==== Data listing
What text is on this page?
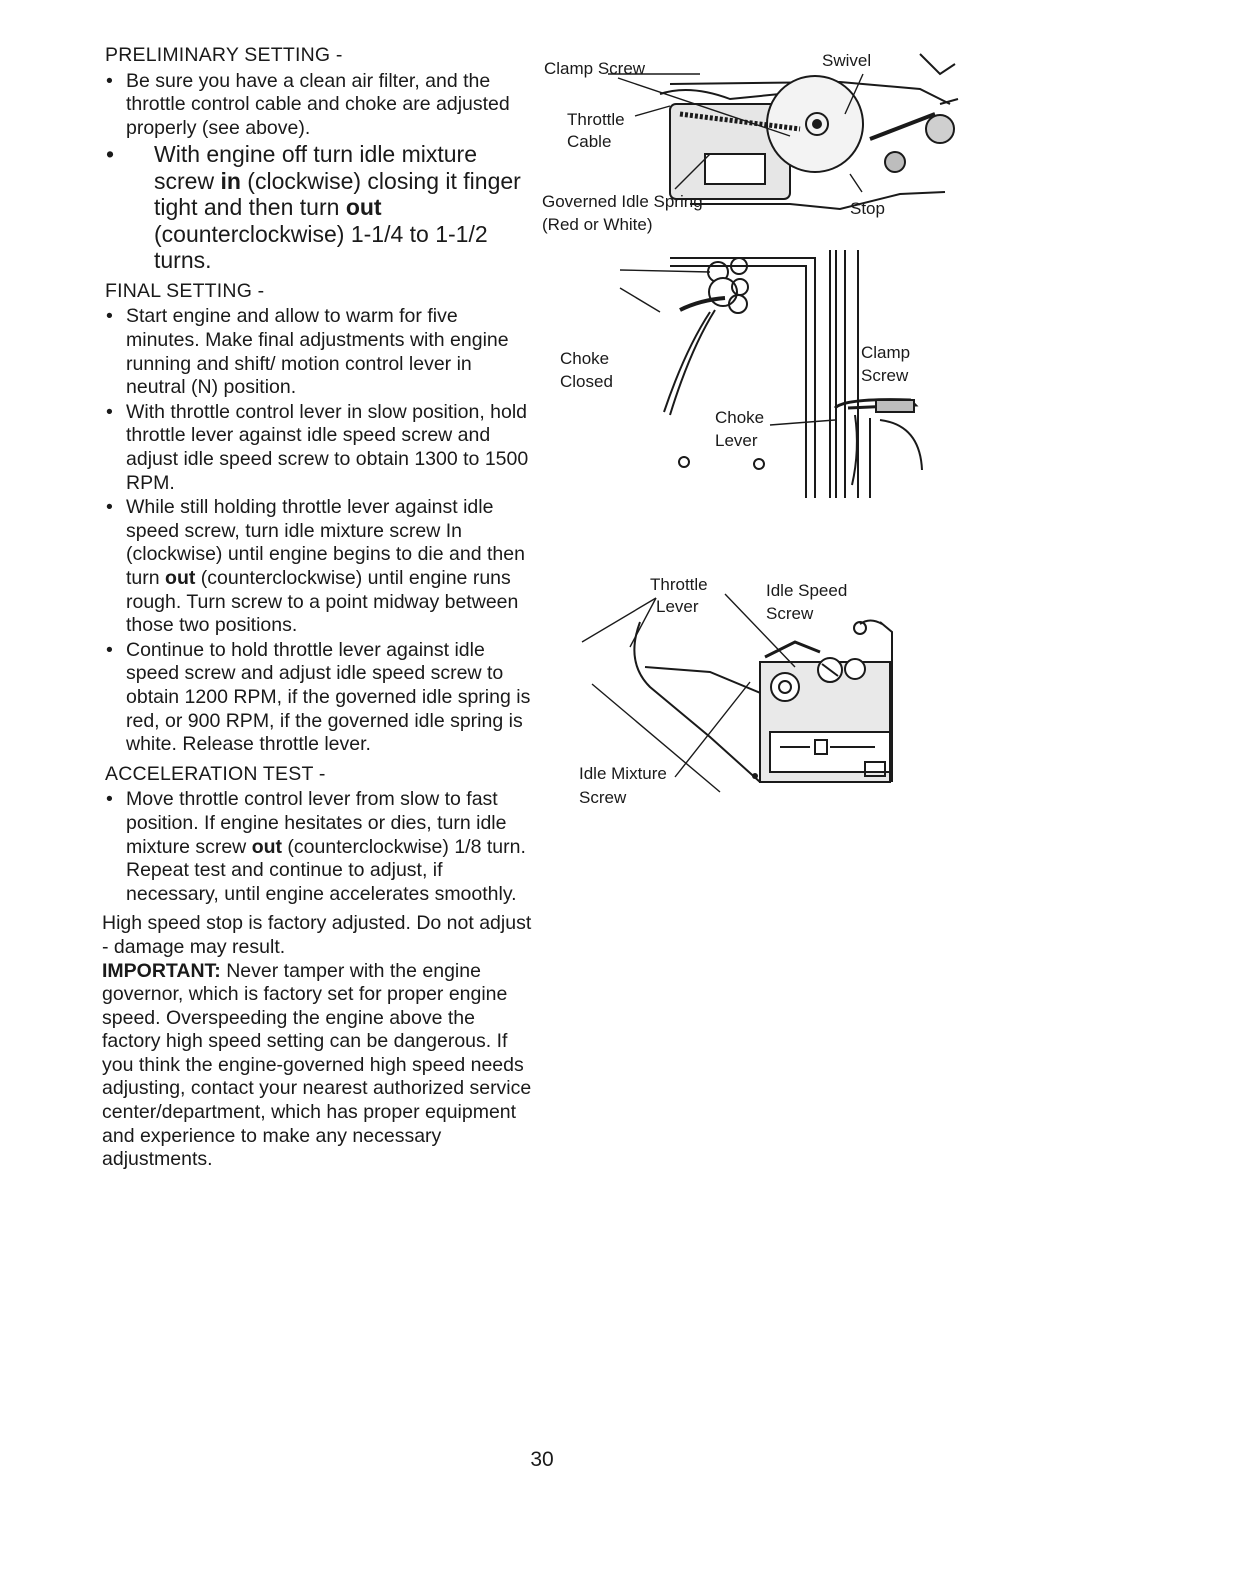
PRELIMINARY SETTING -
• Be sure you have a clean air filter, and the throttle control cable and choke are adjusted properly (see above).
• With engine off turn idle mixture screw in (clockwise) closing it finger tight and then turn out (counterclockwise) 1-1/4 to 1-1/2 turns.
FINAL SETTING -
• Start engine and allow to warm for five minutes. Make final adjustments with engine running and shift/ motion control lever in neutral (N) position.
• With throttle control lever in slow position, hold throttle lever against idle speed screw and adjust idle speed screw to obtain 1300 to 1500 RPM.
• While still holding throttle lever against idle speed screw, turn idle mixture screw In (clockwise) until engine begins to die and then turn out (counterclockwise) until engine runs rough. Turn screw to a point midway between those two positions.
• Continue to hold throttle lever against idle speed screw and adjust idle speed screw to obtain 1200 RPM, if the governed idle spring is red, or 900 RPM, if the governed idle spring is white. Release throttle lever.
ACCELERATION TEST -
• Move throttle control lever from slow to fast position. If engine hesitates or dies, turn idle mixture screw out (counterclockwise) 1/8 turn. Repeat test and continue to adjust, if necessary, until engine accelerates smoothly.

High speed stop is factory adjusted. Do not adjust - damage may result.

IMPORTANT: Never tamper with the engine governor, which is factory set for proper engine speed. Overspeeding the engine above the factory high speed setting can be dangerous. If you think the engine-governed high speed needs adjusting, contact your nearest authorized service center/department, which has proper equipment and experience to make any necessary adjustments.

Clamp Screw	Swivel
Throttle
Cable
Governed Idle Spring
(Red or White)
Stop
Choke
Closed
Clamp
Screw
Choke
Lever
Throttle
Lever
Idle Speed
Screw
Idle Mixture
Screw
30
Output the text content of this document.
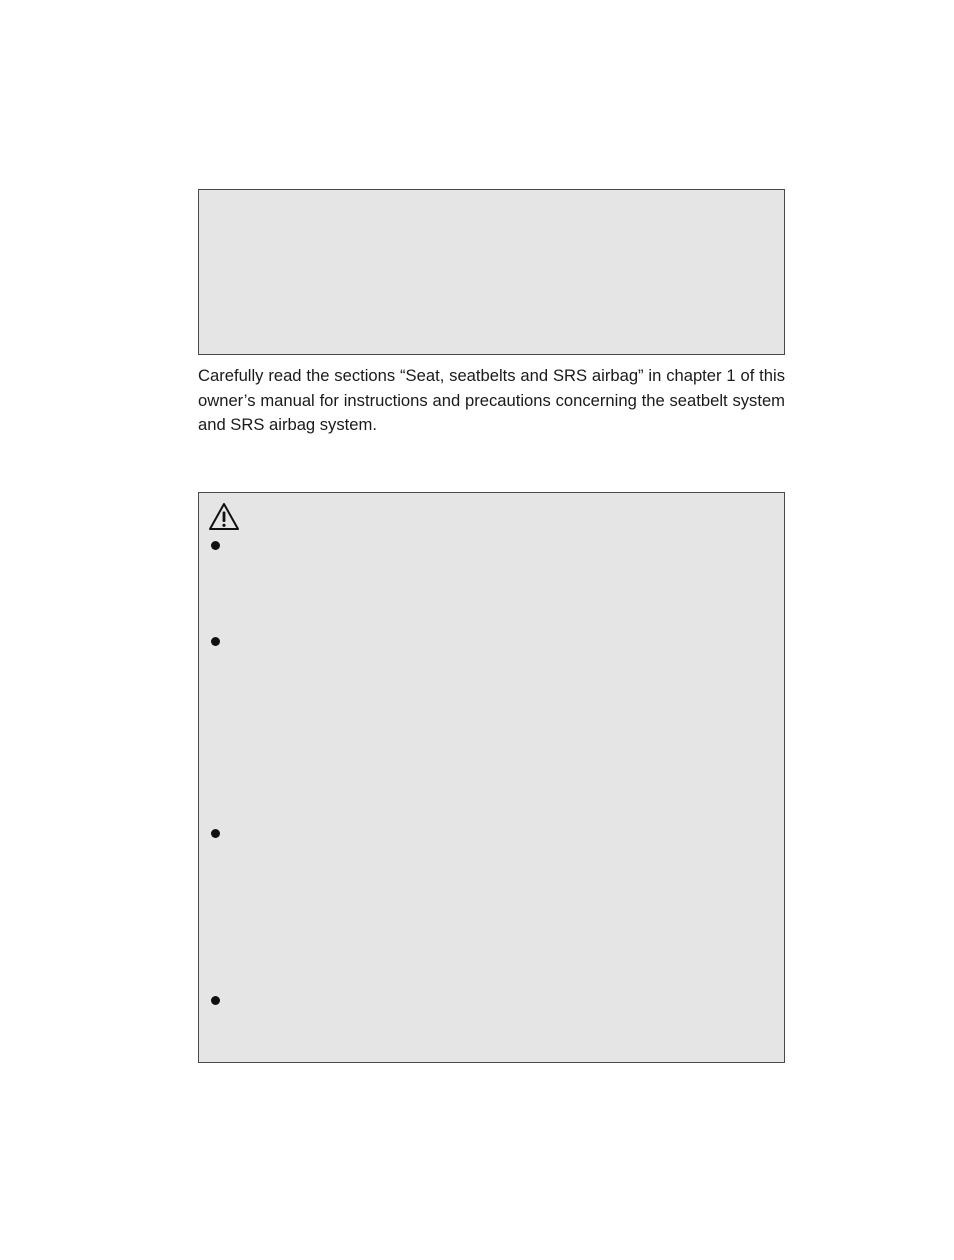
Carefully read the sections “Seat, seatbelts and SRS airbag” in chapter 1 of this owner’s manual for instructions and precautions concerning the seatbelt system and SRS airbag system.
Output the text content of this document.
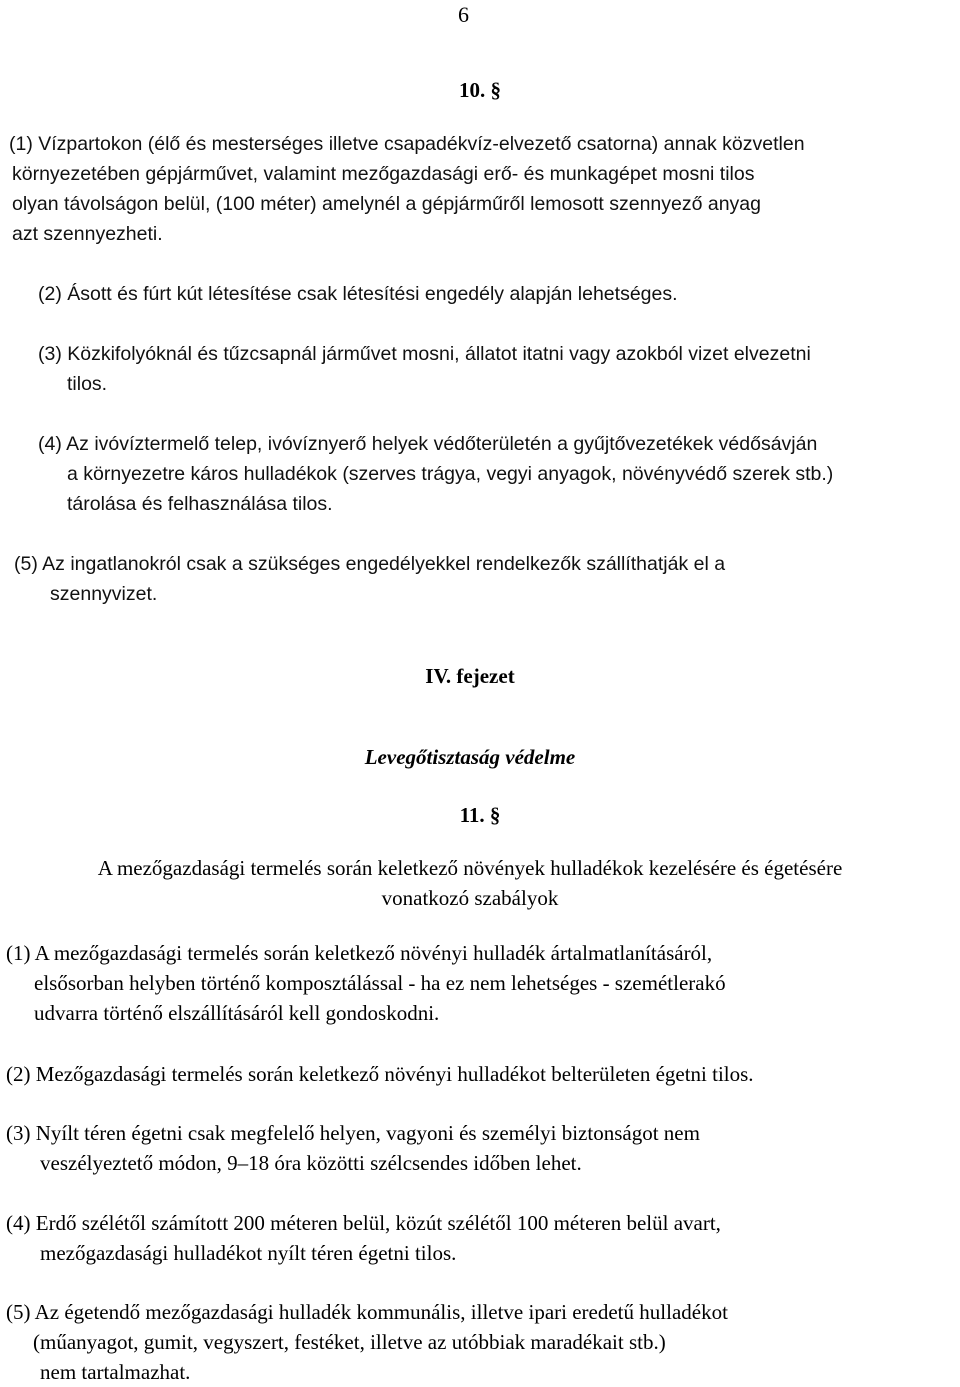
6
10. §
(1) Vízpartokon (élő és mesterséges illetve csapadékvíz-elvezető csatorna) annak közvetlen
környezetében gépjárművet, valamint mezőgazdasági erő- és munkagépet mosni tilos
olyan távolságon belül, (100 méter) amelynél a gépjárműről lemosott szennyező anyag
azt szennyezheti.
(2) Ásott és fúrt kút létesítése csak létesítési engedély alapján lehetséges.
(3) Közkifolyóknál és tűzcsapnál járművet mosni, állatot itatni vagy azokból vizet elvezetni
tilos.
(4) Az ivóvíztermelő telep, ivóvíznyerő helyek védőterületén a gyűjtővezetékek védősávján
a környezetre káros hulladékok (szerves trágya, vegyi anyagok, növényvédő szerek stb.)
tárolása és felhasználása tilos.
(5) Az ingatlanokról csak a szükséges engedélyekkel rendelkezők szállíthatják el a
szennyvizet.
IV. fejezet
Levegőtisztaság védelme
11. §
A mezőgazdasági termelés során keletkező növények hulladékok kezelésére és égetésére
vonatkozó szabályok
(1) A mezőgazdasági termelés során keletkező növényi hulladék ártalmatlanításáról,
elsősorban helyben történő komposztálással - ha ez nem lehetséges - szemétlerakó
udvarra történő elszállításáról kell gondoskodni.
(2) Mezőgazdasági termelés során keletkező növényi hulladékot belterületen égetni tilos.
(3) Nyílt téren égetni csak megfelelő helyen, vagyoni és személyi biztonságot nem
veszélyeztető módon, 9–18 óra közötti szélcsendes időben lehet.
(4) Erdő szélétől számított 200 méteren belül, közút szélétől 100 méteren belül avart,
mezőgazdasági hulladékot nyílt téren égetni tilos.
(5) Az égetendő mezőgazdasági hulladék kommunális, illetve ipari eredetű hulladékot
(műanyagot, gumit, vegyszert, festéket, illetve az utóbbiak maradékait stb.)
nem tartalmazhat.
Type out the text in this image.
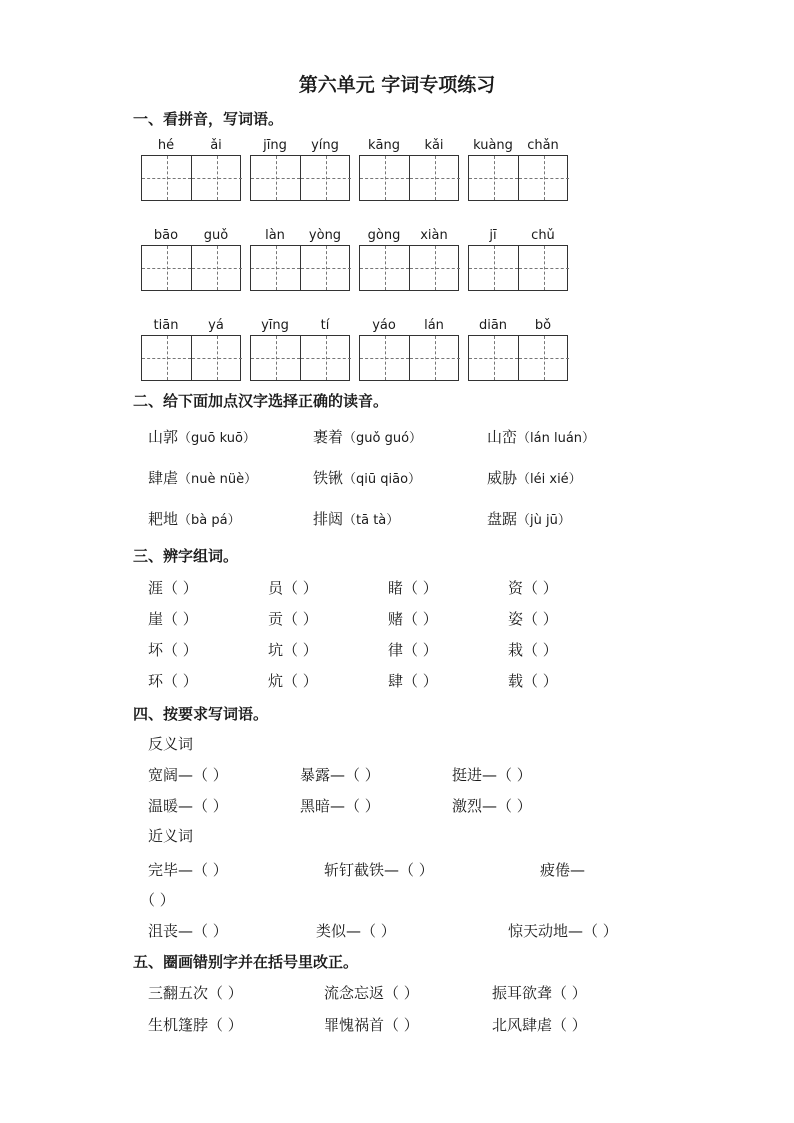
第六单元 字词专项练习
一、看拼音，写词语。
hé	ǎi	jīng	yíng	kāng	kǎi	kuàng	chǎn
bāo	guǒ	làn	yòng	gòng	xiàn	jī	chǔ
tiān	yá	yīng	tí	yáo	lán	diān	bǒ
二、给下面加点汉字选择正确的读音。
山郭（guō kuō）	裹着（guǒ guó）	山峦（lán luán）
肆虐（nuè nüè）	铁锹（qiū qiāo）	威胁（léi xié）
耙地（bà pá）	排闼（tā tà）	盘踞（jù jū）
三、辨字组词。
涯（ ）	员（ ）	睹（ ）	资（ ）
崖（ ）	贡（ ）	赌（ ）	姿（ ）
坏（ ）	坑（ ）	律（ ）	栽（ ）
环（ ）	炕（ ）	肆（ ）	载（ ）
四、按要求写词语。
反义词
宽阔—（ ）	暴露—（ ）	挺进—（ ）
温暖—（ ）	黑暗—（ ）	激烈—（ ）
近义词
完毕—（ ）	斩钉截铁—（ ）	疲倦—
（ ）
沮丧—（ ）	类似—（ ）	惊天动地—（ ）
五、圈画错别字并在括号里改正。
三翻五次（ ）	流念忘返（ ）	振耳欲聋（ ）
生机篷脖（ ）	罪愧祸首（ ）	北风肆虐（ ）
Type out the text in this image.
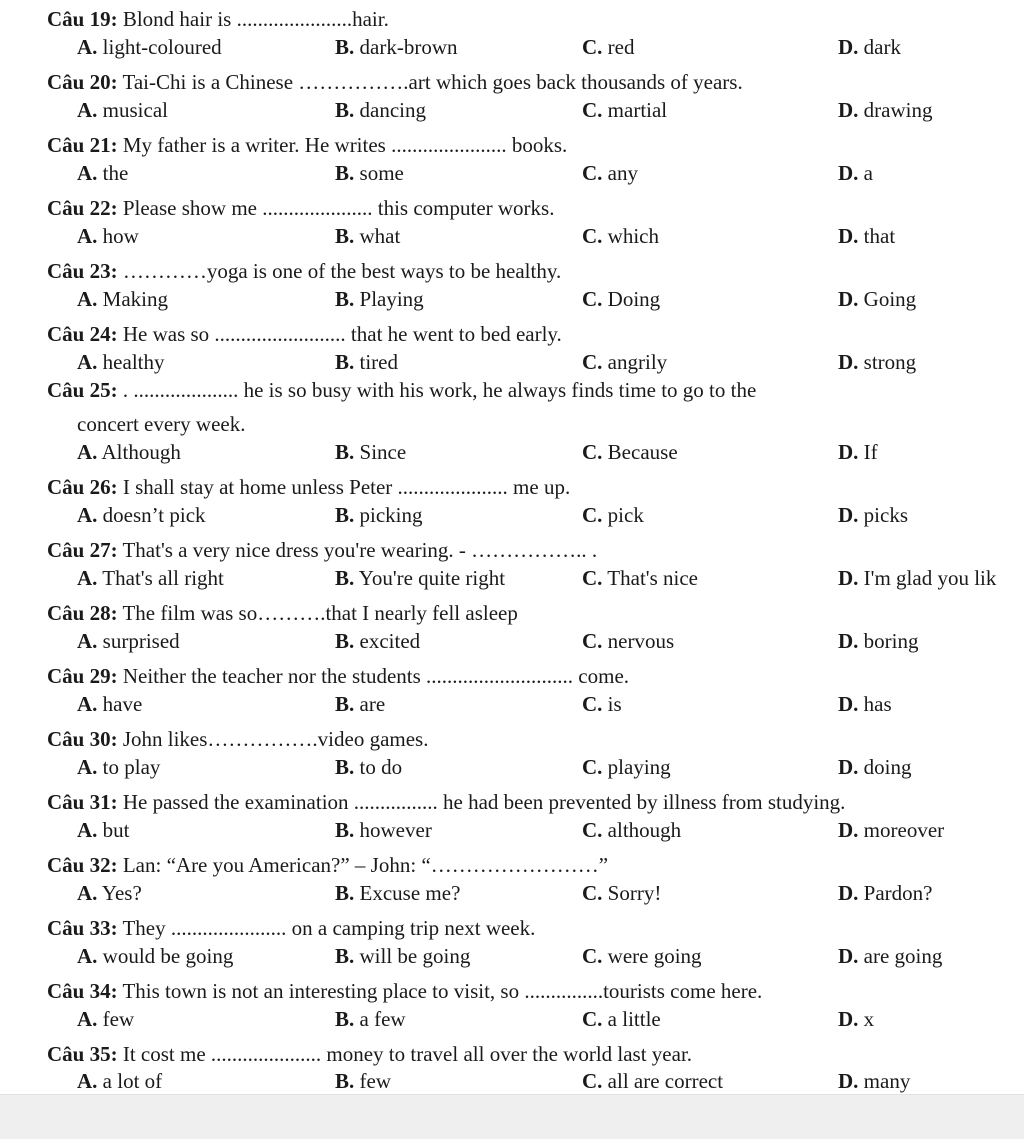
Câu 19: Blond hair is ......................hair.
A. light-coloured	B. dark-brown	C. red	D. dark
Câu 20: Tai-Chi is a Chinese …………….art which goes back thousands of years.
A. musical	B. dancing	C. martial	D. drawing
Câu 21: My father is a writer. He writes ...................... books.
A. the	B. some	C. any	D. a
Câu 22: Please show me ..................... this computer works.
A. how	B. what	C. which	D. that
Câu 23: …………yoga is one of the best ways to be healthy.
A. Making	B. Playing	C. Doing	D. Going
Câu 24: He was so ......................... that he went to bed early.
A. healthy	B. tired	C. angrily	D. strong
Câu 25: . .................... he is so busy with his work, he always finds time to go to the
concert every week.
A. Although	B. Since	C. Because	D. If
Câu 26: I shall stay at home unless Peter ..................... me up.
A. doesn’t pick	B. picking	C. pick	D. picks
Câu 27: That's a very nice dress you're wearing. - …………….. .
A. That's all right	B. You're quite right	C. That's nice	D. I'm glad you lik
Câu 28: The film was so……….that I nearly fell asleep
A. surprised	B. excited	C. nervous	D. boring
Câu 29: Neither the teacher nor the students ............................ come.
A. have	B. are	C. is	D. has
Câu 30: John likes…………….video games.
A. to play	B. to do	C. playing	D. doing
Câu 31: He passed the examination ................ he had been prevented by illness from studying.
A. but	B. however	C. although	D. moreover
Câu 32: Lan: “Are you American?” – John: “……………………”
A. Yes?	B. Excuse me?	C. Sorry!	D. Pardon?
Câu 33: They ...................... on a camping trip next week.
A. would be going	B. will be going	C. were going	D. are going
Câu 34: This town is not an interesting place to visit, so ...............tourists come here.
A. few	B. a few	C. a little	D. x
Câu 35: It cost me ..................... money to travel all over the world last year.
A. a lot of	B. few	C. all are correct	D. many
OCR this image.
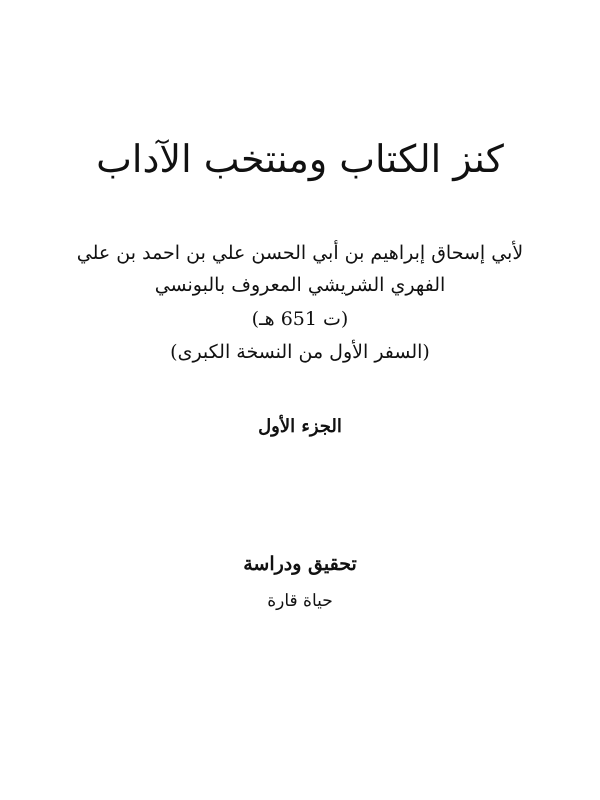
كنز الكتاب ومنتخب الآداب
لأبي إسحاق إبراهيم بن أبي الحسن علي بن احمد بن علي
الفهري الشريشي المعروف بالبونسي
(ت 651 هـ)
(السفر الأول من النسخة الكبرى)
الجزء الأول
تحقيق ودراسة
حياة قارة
========
**Aim**
Only lines that contain the word "الأول" are wanted; copy each of them.

**Complete response**
(السفر الأول من النسخة الكبرى)
الجزء الأول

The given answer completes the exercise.